"""

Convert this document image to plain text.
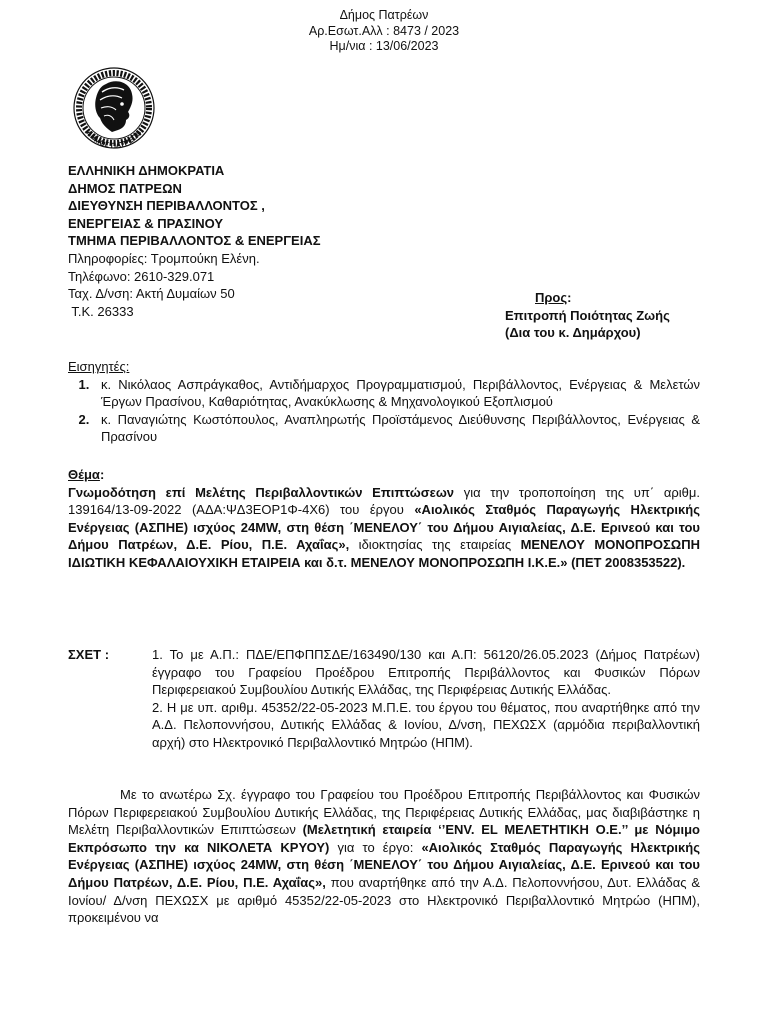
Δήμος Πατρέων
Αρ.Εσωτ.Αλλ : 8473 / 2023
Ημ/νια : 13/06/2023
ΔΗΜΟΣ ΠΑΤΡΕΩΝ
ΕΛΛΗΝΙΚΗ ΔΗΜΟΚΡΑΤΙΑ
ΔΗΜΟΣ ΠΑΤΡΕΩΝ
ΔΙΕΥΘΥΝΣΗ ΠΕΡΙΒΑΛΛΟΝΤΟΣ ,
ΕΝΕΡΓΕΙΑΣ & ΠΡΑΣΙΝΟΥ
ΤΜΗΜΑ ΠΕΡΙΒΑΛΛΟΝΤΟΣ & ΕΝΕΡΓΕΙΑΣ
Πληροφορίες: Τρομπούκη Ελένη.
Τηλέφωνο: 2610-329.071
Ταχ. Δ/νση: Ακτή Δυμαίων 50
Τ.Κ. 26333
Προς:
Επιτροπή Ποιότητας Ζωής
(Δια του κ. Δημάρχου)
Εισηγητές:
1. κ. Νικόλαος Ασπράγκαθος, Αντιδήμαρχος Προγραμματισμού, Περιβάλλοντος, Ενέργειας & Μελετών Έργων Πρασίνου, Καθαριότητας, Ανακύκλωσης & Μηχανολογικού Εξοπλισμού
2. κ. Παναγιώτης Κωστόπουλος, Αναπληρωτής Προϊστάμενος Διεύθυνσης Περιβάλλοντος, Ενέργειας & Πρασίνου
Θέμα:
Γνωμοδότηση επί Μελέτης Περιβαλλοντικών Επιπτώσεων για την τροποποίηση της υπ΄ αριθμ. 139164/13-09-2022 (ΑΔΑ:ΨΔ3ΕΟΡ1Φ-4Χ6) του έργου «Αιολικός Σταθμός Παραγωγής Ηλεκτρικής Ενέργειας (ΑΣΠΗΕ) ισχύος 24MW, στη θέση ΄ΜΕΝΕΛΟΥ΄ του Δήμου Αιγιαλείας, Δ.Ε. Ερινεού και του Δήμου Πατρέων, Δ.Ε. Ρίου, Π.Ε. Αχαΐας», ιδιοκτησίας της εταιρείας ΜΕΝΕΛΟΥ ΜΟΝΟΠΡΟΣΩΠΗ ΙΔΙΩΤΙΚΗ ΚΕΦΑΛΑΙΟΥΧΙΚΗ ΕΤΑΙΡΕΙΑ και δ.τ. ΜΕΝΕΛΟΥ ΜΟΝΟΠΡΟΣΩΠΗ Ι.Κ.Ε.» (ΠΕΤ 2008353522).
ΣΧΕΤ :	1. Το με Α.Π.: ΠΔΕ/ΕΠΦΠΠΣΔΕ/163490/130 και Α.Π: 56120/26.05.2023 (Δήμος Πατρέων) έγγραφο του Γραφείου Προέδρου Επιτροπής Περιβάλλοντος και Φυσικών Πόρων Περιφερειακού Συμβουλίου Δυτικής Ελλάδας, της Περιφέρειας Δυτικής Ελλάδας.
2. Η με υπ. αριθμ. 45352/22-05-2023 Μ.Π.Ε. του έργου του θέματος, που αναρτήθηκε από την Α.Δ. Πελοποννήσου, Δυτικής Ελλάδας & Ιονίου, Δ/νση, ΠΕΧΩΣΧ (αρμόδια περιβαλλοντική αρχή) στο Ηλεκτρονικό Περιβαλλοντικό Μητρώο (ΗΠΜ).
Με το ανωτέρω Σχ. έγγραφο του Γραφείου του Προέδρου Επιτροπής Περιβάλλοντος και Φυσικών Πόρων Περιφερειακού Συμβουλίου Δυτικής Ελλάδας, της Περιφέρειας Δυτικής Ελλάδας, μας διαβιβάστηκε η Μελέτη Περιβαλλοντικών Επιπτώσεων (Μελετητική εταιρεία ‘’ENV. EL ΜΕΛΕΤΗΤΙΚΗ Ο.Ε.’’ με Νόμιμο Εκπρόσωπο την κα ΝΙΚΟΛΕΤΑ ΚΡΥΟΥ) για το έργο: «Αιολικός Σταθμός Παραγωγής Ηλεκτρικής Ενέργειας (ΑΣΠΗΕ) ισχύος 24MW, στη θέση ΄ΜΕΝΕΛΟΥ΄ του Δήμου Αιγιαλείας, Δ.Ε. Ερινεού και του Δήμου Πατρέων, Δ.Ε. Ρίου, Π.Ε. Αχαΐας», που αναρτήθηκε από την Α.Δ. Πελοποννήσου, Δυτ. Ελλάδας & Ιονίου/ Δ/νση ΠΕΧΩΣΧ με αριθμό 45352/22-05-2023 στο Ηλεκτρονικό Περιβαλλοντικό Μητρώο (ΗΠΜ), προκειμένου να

"""
"""

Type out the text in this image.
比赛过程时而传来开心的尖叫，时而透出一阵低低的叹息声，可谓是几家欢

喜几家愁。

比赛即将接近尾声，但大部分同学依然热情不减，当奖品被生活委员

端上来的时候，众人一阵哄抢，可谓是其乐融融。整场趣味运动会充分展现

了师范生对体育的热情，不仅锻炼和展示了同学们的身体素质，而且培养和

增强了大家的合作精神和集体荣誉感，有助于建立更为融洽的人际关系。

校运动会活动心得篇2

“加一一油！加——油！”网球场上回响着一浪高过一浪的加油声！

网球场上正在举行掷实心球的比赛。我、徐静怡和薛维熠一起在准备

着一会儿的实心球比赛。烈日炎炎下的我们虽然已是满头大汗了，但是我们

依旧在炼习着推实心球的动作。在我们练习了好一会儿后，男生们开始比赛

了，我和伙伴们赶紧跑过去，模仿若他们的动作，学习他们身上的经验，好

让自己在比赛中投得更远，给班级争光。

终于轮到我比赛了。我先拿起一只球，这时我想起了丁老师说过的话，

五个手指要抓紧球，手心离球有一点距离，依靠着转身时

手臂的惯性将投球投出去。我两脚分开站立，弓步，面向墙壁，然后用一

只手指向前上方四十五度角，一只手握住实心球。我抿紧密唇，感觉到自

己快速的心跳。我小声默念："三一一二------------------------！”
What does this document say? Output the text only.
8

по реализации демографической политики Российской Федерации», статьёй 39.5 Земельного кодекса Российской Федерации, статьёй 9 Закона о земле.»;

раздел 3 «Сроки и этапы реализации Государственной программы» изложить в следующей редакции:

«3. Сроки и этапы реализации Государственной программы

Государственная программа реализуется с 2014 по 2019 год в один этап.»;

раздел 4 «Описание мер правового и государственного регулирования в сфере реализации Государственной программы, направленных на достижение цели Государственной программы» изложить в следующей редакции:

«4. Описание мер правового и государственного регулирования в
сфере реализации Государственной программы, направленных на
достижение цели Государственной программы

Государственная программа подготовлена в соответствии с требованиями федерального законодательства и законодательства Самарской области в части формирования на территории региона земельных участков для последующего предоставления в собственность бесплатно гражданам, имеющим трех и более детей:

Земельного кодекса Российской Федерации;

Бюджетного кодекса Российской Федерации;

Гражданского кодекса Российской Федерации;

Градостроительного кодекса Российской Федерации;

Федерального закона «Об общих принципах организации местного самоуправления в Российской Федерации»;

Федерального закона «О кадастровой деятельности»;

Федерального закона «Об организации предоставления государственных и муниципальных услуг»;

"""

Check each line above for the word "редакции" and say how many have it, with nothing else.

** Exercise output **
2